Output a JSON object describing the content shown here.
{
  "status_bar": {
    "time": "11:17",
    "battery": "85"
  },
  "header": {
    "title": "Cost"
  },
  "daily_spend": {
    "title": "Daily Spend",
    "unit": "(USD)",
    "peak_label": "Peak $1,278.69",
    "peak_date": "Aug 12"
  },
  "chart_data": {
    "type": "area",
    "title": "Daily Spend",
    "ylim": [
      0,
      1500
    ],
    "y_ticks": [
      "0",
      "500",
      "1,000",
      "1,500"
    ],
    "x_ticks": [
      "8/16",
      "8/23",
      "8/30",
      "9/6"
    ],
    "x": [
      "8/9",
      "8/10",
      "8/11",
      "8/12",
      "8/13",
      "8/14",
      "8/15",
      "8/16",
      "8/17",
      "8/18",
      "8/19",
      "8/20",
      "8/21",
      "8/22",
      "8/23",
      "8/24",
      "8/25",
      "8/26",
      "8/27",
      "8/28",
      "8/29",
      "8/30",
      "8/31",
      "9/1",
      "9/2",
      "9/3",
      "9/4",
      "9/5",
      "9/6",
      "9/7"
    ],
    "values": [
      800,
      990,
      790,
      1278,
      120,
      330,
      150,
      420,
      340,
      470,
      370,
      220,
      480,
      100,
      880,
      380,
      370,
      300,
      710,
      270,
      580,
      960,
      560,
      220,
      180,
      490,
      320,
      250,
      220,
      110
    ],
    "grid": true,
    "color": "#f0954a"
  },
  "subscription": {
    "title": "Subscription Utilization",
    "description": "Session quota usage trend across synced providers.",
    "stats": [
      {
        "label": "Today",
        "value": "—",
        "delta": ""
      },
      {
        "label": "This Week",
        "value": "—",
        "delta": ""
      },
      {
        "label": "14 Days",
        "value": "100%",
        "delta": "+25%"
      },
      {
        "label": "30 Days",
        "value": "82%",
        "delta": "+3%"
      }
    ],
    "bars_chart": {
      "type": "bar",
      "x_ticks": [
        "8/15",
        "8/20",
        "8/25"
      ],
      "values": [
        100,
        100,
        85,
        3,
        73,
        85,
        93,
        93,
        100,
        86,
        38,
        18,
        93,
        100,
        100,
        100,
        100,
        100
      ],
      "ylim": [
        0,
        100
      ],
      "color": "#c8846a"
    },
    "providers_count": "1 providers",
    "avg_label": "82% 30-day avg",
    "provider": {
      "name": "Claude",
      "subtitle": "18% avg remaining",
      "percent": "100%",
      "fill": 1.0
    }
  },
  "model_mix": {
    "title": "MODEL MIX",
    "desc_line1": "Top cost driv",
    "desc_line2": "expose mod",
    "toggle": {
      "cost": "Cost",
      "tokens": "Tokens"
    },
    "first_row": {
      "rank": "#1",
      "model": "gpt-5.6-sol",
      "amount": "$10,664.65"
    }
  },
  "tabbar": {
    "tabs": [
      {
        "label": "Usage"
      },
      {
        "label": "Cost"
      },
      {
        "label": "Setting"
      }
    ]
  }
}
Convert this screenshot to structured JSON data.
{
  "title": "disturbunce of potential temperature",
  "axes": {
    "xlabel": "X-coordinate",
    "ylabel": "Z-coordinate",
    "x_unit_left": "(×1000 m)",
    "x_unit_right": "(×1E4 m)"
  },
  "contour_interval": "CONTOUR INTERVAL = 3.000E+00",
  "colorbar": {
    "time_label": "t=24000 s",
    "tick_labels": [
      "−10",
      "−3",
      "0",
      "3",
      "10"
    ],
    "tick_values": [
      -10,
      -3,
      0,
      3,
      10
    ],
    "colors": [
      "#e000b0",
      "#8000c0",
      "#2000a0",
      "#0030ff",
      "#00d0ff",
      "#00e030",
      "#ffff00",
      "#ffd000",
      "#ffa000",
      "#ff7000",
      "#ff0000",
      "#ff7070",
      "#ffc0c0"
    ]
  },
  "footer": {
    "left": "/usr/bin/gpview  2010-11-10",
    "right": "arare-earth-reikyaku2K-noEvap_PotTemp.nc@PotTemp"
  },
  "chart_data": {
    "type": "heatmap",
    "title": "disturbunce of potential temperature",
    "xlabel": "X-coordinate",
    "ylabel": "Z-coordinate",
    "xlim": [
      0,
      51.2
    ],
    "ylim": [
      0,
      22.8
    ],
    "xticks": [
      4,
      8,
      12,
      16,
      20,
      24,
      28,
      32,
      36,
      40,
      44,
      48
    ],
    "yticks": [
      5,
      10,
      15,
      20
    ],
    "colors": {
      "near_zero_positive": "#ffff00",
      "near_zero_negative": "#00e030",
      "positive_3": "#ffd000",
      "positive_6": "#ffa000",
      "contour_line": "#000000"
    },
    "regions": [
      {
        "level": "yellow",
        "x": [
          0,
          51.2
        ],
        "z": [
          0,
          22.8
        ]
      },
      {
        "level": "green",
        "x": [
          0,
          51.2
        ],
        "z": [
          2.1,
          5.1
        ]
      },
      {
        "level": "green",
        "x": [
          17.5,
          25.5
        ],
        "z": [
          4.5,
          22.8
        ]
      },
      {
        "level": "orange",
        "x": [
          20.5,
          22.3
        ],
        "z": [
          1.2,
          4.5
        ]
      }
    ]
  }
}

————————

YOUR OBJECTIVE:
Reproduce the data in full, exactly as presented.

RESPONSE TO THIS EXERCISE:
Output a JSON object describing the content shown here.
{
  "status_bar": {
    "time": "11:17",
    "battery": "85"
  },
  "header": {
    "title": "Cost"
  },
  "daily_spend": {
    "title": "Daily Spend",
    "unit": "(USD)",
    "peak_label": "Peak $1,278.69",
    "peak_date": "Aug 12"
  },
  "chart_data": {
    "type": "area",
    "title": "Daily Spend",
    "ylim": [
      0,
      1500
    ],
    "y_ticks": [
      "0",
      "500",
      "1,000",
      "1,500"
    ],
    "x_ticks": [
      "8/16",
      "8/23",
      "8/30",
      "9/6"
    ],
    "x": [
      "8/9",
      "8/10",
      "8/11",
      "8/12",
      "8/13",
      "8/14",
      "8/15",
      "8/16",
      "8/17",
      "8/18",
      "8/19",
      "8/20",
      "8/21",
      "8/22",
      "8/23",
      "8/24",
      "8/25",
      "8/26",
      "8/27",
      "8/28",
      "8/29",
      "8/30",
      "8/31",
      "9/1",
      "9/2",
      "9/3",
      "9/4",
      "9/5",
      "9/6",
      "9/7"
    ],
    "values": [
      800,
      990,
      790,
      1278,
      120,
      330,
      150,
      420,
      340,
      470,
      370,
      220,
      480,
      100,
      880,
      380,
      370,
      300,
      710,
      270,
      580,
      960,
      560,
      220,
      180,
      490,
      320,
      250,
      220,
      110
    ],
    "grid": true,
    "color": "#f0954a"
  },
  "subscription": {
    "title": "Subscription Utilization",
    "description": "Session quota usage trend across synced providers.",
    "stats": [
      {
        "label": "Today",
        "value": "—",
        "delta": ""
      },
      {
        "label": "This Week",
        "value": "—",
        "delta": ""
      },
      {
        "label": "14 Days",
        "value": "100%",
        "delta": "+25%"
      },
      {
        "label": "30 Days",
        "value": "82%",
        "delta": "+3%"
      }
    ],
    "bars_chart": {
      "type": "bar",
      "x_ticks": [
        "8/15",
        "8/20",
        "8/25"
      ],
      "values": [
        100,
        100,
        85,
        3,
        73,
        85,
        93,
        93,
        100,
        86,
        38,
        18,
        93,
        100,
        100,
        100,
        100,
        100
      ],
      "ylim": [
        0,
        100
      ],
      "color": "#c8846a"
    },
    "providers_count": "1 providers",
    "avg_label": "82% 30-day avg",
    "provider": {
      "name": "Claude",
      "subtitle": "18% avg remaining",
      "percent": "100%",
      "fill": 1.0
    }
  },
  "model_mix": {
    "title": "MODEL MIX",
    "desc_line1": "Top cost driv",
    "desc_line2": "expose mod",
    "toggle": {
      "cost": "Cost",
      "tokens": "Tokens"
    },
    "first_row": {
      "rank": "#1",
      "model": "gpt-5.6-sol",
      "amount": "$10,664.65"
    }
  },
  "tabbar": {
    "tabs": [
      {
        "label": "Usage"
      },
      {
        "label": "Cost"
      },
      {
        "label": "Setting"
      }
    ]
  }
}
Convert this screenshot to structured JSON data.
{
  "title": "disturbunce of potential temperature",
  "axes": {
    "xlabel": "X-coordinate",
    "ylabel": "Z-coordinate",
    "x_unit_left": "(×1000 m)",
    "x_unit_right": "(×1E4 m)"
  },
  "contour_interval": "CONTOUR INTERVAL = 3.000E+00",
  "colorbar": {
    "time_label": "t=24000 s",
    "tick_labels": [
      "−10",
      "−3",
      "0",
      "3",
      "10"
    ],
    "tick_values": [
      -10,
      -3,
      0,
      3,
      10
    ],
    "colors": [
      "#e000b0",
      "#8000c0",
      "#2000a0",
      "#0030ff",
      "#00d0ff",
      "#00e030",
      "#ffff00",
      "#ffd000",
      "#ffa000",
      "#ff7000",
      "#ff0000",
      "#ff7070",
      "#ffc0c0"
    ]
  },
  "footer": {
    "left": "/usr/bin/gpview  2010-11-10",
    "right": "arare-earth-reikyaku2K-noEvap_PotTemp.nc@PotTemp"
  },
  "chart_data": {
    "type": "heatmap",
    "title": "disturbunce of potential temperature",
    "xlabel": "X-coordinate",
    "ylabel": "Z-coordinate",
    "xlim": [
      0,
      51.2
    ],
    "ylim": [
      0,
      22.8
    ],
    "xticks": [
      4,
      8,
      12,
      16,
      20,
      24,
      28,
      32,
      36,
      40,
      44,
      48
    ],
    "yticks": [
      5,
      10,
      15,
      20
    ],
    "colors": {
      "near_zero_positive": "#ffff00",
      "near_zero_negative": "#00e030",
      "positive_3": "#ffd000",
      "positive_6": "#ffa000",
      "contour_line": "#000000"
    },
    "regions": [
      {
        "level": "yellow",
        "x": [
          0,
          51.2
        ],
        "z": [
          0,
          22.8
        ]
      },
      {
        "level": "green",
        "x": [
          0,
          51.2
        ],
        "z": [
          2.1,
          5.1
        ]
      },
      {
        "level": "green",
        "x": [
          17.5,
          25.5
        ],
        "z": [
          4.5,
          22.8
        ]
      },
      {
        "level": "orange",
        "x": [
          20.5,
          22.3
        ],
        "z": [
          1.2,
          4.5
        ]
      }
    ]
  }
}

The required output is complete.